### EXTRACTED DATA

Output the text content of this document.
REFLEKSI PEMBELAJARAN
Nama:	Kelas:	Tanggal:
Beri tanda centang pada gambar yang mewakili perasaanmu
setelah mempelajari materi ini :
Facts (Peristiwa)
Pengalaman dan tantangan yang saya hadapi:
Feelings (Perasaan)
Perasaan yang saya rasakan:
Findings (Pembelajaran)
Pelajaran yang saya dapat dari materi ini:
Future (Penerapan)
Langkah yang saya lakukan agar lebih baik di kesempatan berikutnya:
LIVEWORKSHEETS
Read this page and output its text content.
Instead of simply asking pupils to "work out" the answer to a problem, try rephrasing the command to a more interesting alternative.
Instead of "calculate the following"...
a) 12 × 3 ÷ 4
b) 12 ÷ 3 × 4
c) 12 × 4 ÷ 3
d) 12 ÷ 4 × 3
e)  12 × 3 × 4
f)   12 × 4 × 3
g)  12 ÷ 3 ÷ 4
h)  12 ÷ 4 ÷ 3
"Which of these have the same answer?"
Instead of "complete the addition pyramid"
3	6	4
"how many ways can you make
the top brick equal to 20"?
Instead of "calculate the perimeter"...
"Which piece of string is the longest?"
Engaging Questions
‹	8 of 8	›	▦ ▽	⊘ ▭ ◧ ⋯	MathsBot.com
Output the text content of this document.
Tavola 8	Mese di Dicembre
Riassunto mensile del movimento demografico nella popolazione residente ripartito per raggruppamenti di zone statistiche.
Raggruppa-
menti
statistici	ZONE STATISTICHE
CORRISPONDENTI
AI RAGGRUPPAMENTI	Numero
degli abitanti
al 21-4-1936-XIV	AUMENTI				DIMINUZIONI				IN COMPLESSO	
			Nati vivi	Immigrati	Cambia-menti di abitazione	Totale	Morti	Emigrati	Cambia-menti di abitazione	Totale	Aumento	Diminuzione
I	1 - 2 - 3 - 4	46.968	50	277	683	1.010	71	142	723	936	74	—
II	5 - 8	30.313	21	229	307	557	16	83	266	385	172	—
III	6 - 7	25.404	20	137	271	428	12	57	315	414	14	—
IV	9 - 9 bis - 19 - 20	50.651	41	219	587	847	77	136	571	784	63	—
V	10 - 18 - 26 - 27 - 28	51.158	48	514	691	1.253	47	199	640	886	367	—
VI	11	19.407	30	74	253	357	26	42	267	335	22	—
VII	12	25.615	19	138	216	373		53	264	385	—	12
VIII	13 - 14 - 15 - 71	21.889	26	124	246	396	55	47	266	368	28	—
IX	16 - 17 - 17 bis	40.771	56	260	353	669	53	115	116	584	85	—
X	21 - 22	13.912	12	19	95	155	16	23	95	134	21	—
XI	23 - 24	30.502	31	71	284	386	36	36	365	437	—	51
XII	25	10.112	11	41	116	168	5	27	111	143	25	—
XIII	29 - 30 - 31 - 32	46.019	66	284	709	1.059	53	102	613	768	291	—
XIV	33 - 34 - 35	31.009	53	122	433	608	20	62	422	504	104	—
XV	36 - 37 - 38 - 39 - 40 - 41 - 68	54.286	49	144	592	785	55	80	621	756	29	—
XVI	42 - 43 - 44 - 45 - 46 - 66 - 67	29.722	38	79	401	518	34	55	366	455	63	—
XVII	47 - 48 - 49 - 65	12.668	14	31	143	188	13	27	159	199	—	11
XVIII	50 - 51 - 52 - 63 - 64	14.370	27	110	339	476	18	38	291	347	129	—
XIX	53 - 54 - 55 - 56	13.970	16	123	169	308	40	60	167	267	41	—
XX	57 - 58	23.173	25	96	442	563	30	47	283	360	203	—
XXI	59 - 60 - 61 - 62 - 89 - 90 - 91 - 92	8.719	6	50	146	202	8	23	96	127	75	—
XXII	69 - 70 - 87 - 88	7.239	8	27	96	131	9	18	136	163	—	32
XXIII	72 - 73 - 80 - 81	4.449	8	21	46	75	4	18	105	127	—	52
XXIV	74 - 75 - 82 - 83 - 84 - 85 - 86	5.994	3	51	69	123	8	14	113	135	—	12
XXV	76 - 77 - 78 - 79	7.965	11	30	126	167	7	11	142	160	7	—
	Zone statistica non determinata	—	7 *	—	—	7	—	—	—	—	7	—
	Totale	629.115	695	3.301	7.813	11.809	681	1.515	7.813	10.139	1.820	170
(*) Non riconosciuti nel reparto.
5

### GIVEN EXERCISE
From the records above, extract every line exactly as it stands.

### COMPLETE OUTPUT
Output the text content of this document.
REFLEKSI PEMBELAJARAN
Nama:	Kelas:	Tanggal:
Beri tanda centang pada gambar yang mewakili perasaanmu
setelah mempelajari materi ini :
Facts (Peristiwa)
Pengalaman dan tantangan yang saya hadapi:
Feelings (Perasaan)
Perasaan yang saya rasakan:
Findings (Pembelajaran)
Pelajaran yang saya dapat dari materi ini:
Future (Penerapan)
Langkah yang saya lakukan agar lebih baik di kesempatan berikutnya:
LIVEWORKSHEETS
Read this page and output its text content.
Instead of simply asking pupils to "work out" the answer to a problem, try rephrasing the command to a more interesting alternative.
Instead of "calculate the following"...
a) 12 × 3 ÷ 4
b) 12 ÷ 3 × 4
c) 12 × 4 ÷ 3
d) 12 ÷ 4 × 3
e)  12 × 3 × 4
f)   12 × 4 × 3
g)  12 ÷ 3 ÷ 4
h)  12 ÷ 4 ÷ 3
"Which of these have the same answer?"
Instead of "complete the addition pyramid"
3	6	4
"how many ways can you make
the top brick equal to 20"?
Instead of "calculate the perimeter"...
"Which piece of string is the longest?"
Engaging Questions
‹	8 of 8	›	▦ ▽	⊘ ▭ ◧ ⋯	MathsBot.com
Output the text content of this document.
Tavola 8	Mese di Dicembre
Riassunto mensile del movimento demografico nella popolazione residente ripartito per raggruppamenti di zone statistiche.
Raggruppa-
menti
statistici	ZONE STATISTICHE
CORRISPONDENTI
AI RAGGRUPPAMENTI	Numero
degli abitanti
al 21-4-1936-XIV	AUMENTI				DIMINUZIONI				IN COMPLESSO	
			Nati vivi	Immigrati	Cambia-menti di abitazione	Totale	Morti	Emigrati	Cambia-menti di abitazione	Totale	Aumento	Diminuzione
I	1 - 2 - 3 - 4	46.968	50	277	683	1.010	71	142	723	936	74	—
II	5 - 8	30.313	21	229	307	557	16	83	266	385	172	—
III	6 - 7	25.404	20	137	271	428	12	57	315	414	14	—
IV	9 - 9 bis - 19 - 20	50.651	41	219	587	847	77	136	571	784	63	—
V	10 - 18 - 26 - 27 - 28	51.158	48	514	691	1.253	47	199	640	886	367	—
VI	11	19.407	30	74	253	357	26	42	267	335	22	—
VII	12	25.615	19	138	216	373		53	264	385	—	12
VIII	13 - 14 - 15 - 71	21.889	26	124	246	396	55	47	266	368	28	—
IX	16 - 17 - 17 bis	40.771	56	260	353	669	53	115	116	584	85	—
X	21 - 22	13.912	12	19	95	155	16	23	95	134	21	—
XI	23 - 24	30.502	31	71	284	386	36	36	365	437	—	51
XII	25	10.112	11	41	116	168	5	27	111	143	25	—
XIII	29 - 30 - 31 - 32	46.019	66	284	709	1.059	53	102	613	768	291	—
XIV	33 - 34 - 35	31.009	53	122	433	608	20	62	422	504	104	—
XV	36 - 37 - 38 - 39 - 40 - 41 - 68	54.286	49	144	592	785	55	80	621	756	29	—
XVI	42 - 43 - 44 - 45 - 46 - 66 - 67	29.722	38	79	401	518	34	55	366	455	63	—
XVII	47 - 48 - 49 - 65	12.668	14	31	143	188	13	27	159	199	—	11
XVIII	50 - 51 - 52 - 63 - 64	14.370	27	110	339	476	18	38	291	347	129	—
XIX	53 - 54 - 55 - 56	13.970	16	123	169	308	40	60	167	267	41	—
XX	57 - 58	23.173	25	96	442	563	30	47	283	360	203	—
XXI	59 - 60 - 61 - 62 - 89 - 90 - 91 - 92	8.719	6	50	146	202	8	23	96	127	75	—
XXII	69 - 70 - 87 - 88	7.239	8	27	96	131	9	18	136	163	—	32
XXIII	72 - 73 - 80 - 81	4.449	8	21	46	75	4	18	105	127	—	52
XXIV	74 - 75 - 82 - 83 - 84 - 85 - 86	5.994	3	51	69	123	8	14	113	135	—	12
XXV	76 - 77 - 78 - 79	7.965	11	30	126	167	7	11	142	160	7	—
	Zone statistica non determinata	—	7 *	—	—	7	—	—	—	—	7	—
	Totale	629.115	695	3.301	7.813	11.809	681	1.515	7.813	10.139	1.820	170
(*) Non riconosciuti nel reparto.
5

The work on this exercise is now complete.